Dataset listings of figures
+++
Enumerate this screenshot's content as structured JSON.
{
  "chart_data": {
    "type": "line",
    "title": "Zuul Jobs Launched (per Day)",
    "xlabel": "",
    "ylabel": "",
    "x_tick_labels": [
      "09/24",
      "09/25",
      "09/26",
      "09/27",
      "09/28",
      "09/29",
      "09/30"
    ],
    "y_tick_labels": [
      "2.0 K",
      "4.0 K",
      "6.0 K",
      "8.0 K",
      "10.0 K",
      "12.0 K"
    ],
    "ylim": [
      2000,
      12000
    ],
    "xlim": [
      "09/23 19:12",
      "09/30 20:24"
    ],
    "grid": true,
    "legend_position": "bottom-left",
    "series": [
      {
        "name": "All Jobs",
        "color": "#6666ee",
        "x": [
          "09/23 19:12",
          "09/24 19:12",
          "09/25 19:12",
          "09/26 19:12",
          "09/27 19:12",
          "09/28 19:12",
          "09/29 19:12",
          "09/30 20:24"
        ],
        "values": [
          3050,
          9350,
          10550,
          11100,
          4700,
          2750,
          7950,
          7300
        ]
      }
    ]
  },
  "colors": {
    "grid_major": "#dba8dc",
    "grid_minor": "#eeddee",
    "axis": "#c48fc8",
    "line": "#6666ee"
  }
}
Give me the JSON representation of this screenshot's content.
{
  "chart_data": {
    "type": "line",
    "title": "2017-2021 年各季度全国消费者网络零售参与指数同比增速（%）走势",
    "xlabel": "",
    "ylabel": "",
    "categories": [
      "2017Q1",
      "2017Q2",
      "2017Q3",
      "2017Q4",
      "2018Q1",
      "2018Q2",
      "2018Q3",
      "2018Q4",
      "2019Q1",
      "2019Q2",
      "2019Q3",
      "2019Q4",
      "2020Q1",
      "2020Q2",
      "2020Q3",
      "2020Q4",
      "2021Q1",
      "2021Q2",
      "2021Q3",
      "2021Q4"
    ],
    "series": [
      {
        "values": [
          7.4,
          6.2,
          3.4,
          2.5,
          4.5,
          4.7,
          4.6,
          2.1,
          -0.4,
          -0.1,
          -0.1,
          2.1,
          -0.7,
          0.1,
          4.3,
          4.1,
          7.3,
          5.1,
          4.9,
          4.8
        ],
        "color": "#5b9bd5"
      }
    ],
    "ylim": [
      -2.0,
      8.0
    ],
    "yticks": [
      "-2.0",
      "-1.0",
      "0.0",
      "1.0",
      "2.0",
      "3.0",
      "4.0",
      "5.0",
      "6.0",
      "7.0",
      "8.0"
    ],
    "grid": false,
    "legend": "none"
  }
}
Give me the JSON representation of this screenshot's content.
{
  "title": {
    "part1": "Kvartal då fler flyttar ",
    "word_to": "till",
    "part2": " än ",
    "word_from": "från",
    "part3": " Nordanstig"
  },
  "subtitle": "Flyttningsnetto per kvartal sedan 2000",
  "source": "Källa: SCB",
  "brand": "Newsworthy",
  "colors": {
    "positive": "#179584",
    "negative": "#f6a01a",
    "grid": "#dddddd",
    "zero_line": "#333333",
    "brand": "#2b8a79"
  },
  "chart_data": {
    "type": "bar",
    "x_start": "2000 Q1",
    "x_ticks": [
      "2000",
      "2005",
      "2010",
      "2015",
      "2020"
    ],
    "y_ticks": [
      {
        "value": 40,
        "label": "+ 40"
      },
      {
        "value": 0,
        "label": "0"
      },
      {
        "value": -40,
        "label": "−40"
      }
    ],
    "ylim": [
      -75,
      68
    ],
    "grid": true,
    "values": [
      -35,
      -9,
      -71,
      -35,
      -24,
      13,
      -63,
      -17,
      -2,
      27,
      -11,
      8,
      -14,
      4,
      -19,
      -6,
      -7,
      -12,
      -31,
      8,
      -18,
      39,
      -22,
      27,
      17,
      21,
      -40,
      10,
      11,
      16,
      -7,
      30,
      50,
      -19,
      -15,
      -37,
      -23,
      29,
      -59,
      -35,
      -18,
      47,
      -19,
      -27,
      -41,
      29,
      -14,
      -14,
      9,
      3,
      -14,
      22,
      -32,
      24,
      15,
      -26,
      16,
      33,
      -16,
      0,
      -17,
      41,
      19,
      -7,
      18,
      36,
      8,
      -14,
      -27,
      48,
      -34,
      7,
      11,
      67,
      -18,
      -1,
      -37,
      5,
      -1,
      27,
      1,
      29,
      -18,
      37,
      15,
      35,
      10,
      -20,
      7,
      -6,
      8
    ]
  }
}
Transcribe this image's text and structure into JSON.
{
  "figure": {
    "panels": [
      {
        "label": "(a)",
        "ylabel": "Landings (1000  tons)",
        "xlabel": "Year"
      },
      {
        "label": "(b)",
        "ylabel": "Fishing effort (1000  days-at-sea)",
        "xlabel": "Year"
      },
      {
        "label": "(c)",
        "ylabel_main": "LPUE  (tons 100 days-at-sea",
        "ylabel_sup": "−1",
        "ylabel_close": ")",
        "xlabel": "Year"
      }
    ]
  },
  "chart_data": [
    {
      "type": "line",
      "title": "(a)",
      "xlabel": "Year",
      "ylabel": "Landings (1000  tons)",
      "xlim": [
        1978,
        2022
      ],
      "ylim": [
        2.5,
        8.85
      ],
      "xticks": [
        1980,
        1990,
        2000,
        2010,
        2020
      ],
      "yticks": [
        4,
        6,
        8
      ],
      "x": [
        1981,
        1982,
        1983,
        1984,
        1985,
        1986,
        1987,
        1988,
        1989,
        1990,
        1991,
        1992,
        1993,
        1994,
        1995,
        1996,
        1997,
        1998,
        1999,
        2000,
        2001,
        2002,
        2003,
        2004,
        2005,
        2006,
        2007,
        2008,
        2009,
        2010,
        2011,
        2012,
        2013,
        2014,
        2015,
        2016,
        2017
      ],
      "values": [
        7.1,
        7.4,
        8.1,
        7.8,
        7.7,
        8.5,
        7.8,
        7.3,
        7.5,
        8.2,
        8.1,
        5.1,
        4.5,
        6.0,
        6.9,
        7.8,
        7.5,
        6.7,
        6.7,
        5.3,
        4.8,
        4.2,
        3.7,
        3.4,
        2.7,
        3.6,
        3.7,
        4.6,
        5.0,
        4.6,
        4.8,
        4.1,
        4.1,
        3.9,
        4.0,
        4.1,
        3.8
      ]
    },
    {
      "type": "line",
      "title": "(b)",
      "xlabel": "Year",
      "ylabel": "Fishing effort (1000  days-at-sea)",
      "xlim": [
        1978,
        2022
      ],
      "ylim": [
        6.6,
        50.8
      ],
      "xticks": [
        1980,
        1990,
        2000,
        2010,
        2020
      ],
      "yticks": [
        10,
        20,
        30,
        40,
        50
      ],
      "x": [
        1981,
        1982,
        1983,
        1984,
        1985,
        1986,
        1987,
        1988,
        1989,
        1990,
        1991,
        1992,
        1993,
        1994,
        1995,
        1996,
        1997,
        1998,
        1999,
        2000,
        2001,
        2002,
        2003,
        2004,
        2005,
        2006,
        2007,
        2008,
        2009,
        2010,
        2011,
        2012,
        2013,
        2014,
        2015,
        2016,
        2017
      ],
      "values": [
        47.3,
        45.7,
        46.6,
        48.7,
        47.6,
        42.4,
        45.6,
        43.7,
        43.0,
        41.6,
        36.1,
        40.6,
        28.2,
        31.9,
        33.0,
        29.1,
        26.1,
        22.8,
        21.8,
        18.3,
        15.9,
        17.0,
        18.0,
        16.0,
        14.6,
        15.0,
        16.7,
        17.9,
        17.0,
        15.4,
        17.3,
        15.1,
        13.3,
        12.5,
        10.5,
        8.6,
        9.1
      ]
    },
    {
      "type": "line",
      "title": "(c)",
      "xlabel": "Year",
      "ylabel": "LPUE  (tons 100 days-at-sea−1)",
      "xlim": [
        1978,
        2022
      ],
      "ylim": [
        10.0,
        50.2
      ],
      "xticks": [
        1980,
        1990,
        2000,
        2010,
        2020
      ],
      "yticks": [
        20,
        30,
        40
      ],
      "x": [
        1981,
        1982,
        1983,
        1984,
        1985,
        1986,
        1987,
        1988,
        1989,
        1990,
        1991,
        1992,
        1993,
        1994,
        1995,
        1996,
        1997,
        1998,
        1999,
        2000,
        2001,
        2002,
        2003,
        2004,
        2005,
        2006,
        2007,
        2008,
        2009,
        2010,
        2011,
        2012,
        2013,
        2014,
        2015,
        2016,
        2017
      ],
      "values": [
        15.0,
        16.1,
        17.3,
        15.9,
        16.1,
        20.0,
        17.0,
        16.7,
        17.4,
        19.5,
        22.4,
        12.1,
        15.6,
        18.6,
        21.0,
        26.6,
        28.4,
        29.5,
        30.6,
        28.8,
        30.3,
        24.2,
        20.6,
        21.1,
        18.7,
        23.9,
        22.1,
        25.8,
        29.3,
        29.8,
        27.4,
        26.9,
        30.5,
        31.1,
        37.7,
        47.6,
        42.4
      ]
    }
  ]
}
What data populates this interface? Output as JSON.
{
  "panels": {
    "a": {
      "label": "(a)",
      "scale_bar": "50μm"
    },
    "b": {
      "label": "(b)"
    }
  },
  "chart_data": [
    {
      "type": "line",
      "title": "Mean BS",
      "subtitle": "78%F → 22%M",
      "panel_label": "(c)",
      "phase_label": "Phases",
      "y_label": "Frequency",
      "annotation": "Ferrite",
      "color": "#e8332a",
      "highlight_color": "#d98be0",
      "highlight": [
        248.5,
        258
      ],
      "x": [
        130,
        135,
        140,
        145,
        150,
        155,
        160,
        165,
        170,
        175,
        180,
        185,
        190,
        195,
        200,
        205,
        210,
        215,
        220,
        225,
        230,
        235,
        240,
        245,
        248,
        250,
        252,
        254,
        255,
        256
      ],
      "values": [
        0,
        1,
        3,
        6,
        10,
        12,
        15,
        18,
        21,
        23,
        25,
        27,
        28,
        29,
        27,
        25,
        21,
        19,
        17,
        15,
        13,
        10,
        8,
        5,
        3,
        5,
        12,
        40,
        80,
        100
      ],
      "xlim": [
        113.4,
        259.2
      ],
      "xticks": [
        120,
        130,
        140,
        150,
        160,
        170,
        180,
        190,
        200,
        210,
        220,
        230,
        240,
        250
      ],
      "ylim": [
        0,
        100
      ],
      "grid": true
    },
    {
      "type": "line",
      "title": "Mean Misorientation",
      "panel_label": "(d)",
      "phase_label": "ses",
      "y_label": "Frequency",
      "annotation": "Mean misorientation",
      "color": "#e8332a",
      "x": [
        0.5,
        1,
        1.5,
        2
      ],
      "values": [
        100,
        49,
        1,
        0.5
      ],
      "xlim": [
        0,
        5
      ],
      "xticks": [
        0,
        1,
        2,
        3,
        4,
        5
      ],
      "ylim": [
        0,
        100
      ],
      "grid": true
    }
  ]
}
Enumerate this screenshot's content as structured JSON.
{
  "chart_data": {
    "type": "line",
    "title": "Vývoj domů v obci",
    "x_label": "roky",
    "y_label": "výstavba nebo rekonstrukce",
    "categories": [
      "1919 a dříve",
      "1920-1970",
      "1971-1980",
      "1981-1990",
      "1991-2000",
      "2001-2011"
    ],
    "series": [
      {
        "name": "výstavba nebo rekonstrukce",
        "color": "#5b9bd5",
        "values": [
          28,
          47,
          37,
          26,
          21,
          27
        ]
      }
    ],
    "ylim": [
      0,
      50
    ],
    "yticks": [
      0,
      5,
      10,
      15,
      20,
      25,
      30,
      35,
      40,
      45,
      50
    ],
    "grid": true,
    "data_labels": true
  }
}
+++
Locate the word "Fishing" in the data above. Copy every line carrying it.

CORRECT RESPONSE =
        "ylabel": "Fishing effort (1000  days-at-sea)",
      "ylabel": "Fishing effort (1000  days-at-sea)",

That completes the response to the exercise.